DIRECTIONS FOR THIS TASK: Using the listing below, retype only the lines from the line with "Type out the text in this image." through the end, both ends included, and exclude the pictures.

PROVIDED MATERIAL:

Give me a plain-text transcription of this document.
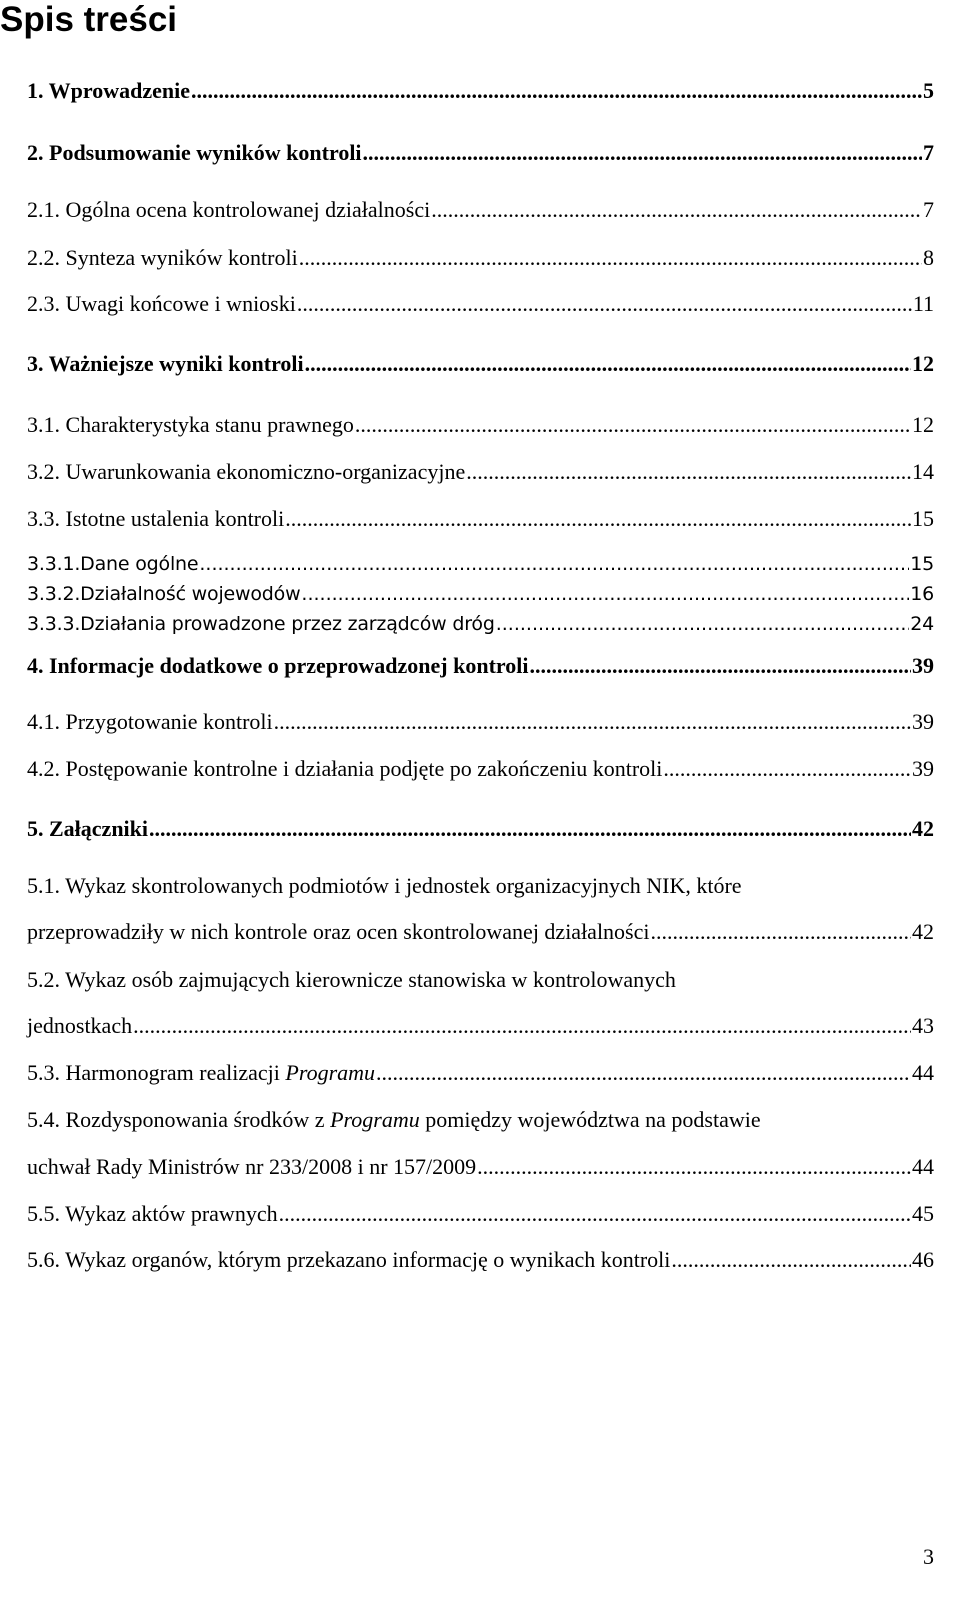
Spis treści
1. Wprowadzenie .....	5
2. Podsumowanie wyników kontroli .....	7
2.1. Ogólna ocena kontrolowanej działalności .....	7
2.2. Synteza wyników kontroli .....	8
2.3. Uwagi końcowe i wnioski .....	11
3. Ważniejsze wyniki kontroli .....	12
3.1. Charakterystyka stanu prawnego .....	12
3.2. Uwarunkowania ekonomiczno-organizacyjne .....	14
3.3. Istotne ustalenia kontroli .....	15
3.3.1.Dane ogólne .....	15
3.3.2.Działalność wojewodów .....	16
3.3.3.Działania prowadzone przez zarządców dróg .....	24
4. Informacje dodatkowe o przeprowadzonej kontroli .....	39
4.1. Przygotowanie kontroli .....	39
4.2. Postępowanie kontrolne i działania podjęte po zakończeniu kontroli .....	39
5. Załączniki .....	42
5.1. Wykaz skontrolowanych podmiotów i jednostek organizacyjnych NIK, które
przeprowadziły w nich kontrole oraz ocen skontrolowanej działalności .....	42
5.2. Wykaz osób zajmujących kierownicze stanowiska w kontrolowanych
jednostkach .....	43
5.3. Harmonogram realizacji Programu .....	44
5.4. Rozdysponowania środków z Programu pomiędzy województwa na podstawie
uchwał Rady Ministrów nr 233/2008 i nr 157/2009 .....	44
5.5. Wykaz aktów prawnych .....	45
5.6. Wykaz organów, którym przekazano informację o wynikach kontroli .....	46
3
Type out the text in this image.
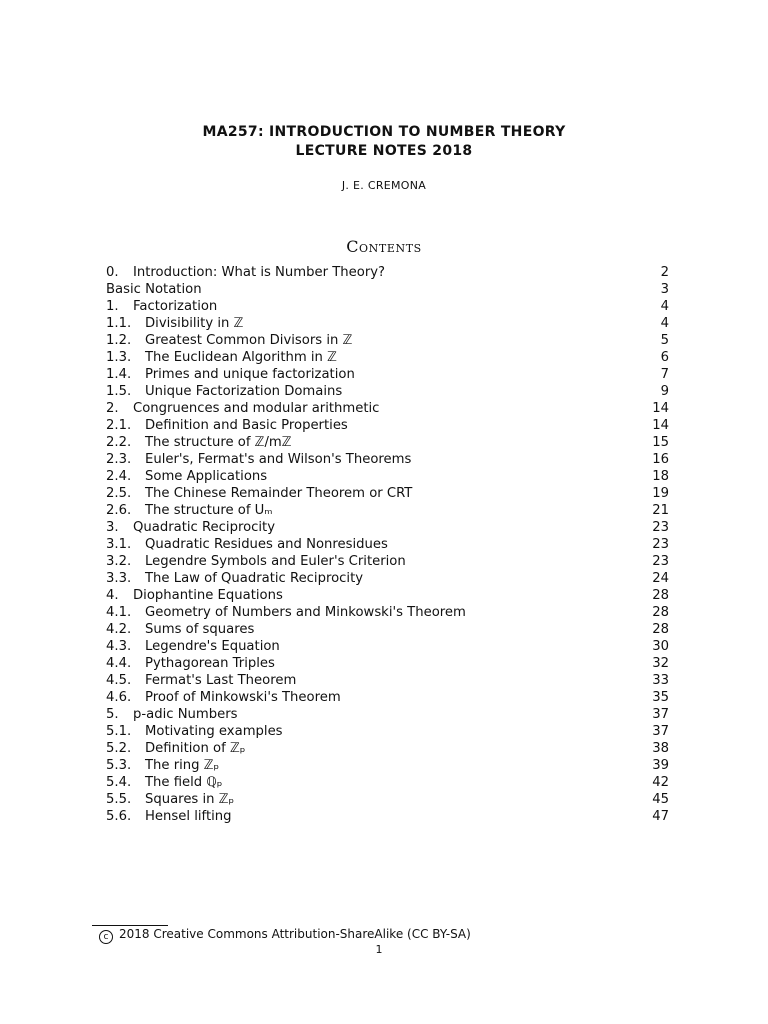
MA257: INTRODUCTION TO NUMBER THEORY
LECTURE NOTES 2018
J. E. CREMONA
Contents
0. Introduction: What is Number Theory?	2
Basic Notation	3
1. Factorization	4
1.1. Divisibility in ℤ	4
1.2. Greatest Common Divisors in ℤ	5
1.3. The Euclidean Algorithm in ℤ	6
1.4. Primes and unique factorization	7
1.5. Unique Factorization Domains	9
2. Congruences and modular arithmetic	14
2.1. Definition and Basic Properties	14
2.2. The structure of ℤ/mℤ	15
2.3. Euler's, Fermat's and Wilson's Theorems	16
2.4. Some Applications	18
2.5. The Chinese Remainder Theorem or CRT	19
2.6. The structure of Uₘ	21
3. Quadratic Reciprocity	23
3.1. Quadratic Residues and Nonresidues	23
3.2. Legendre Symbols and Euler's Criterion	23
3.3. The Law of Quadratic Reciprocity	24
4. Diophantine Equations	28
4.1. Geometry of Numbers and Minkowski's Theorem	28
4.2. Sums of squares	28
4.3. Legendre's Equation	30
4.4. Pythagorean Triples	32
4.5. Fermat's Last Theorem	33
4.6. Proof of Minkowski's Theorem	35
5. p-adic Numbers	37
5.1. Motivating examples	37
5.2. Definition of ℤₚ	38
5.3. The ring ℤₚ	39
5.4. The field ℚₚ	42
5.5. Squares in ℤₚ	45
5.6. Hensel lifting	47
c 2018 Creative Commons Attribution-ShareAlike (CC BY-SA)
1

EXERCISE ANSWER:
Type out the text in this image.
MA257: INTRODUCTION TO NUMBER THEORY
LECTURE NOTES 2018
J. E. CREMONA
Contents
0. Introduction: What is Number Theory?	2
Basic Notation	3
1. Factorization	4
1.1. Divisibility in ℤ	4
1.2. Greatest Common Divisors in ℤ	5
1.3. The Euclidean Algorithm in ℤ	6
1.4. Primes and unique factorization	7
1.5. Unique Factorization Domains	9
2. Congruences and modular arithmetic	14
2.1. Definition and Basic Properties	14
2.2. The structure of ℤ/mℤ	15
2.3. Euler's, Fermat's and Wilson's Theorems	16
2.4. Some Applications	18
2.5. The Chinese Remainder Theorem or CRT	19
2.6. The structure of Uₘ	21
3. Quadratic Reciprocity	23
3.1. Quadratic Residues and Nonresidues	23
3.2. Legendre Symbols and Euler's Criterion	23
3.3. The Law of Quadratic Reciprocity	24
4. Diophantine Equations	28
4.1. Geometry of Numbers and Minkowski's Theorem	28
4.2. Sums of squares	28
4.3. Legendre's Equation	30
4.4. Pythagorean Triples	32
4.5. Fermat's Last Theorem	33
4.6. Proof of Minkowski's Theorem	35
5. p-adic Numbers	37
5.1. Motivating examples	37
5.2. Definition of ℤₚ	38
5.3. The ring ℤₚ	39
5.4. The field ℚₚ	42
5.5. Squares in ℤₚ	45
5.6. Hensel lifting	47
c 2018 Creative Commons Attribution-ShareAlike (CC BY-SA)
1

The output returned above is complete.